### What needs to be done
Search the data for the word "selected" and copy every line where it occurs.

### Records for the task
· · ·
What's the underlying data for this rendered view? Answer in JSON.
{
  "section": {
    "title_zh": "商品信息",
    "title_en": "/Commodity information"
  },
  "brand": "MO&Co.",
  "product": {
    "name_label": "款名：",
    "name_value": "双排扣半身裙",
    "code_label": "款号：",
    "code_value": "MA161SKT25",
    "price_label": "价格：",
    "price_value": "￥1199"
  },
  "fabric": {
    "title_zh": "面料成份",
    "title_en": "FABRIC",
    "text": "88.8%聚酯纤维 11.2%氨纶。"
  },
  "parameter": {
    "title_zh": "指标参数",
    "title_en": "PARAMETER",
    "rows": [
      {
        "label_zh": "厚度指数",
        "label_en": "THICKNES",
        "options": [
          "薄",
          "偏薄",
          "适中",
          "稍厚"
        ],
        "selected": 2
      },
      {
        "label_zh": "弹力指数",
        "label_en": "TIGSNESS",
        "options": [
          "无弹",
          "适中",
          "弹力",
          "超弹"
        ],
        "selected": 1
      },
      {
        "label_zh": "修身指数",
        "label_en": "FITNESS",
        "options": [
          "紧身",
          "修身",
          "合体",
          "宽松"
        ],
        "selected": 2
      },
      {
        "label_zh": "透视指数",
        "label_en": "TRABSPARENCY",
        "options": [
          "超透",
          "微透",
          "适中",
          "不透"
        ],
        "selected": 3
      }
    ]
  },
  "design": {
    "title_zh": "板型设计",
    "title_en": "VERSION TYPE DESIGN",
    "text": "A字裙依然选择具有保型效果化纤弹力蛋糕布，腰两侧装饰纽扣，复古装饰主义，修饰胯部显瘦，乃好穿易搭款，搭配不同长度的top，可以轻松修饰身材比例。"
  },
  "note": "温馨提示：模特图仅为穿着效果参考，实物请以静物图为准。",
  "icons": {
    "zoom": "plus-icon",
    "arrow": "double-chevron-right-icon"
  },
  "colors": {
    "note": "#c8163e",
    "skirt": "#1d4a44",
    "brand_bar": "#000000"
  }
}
· · ·
### Solution to the problem
        "selected": 2
        "selected": 1
        "selected": 2
        "selected": 3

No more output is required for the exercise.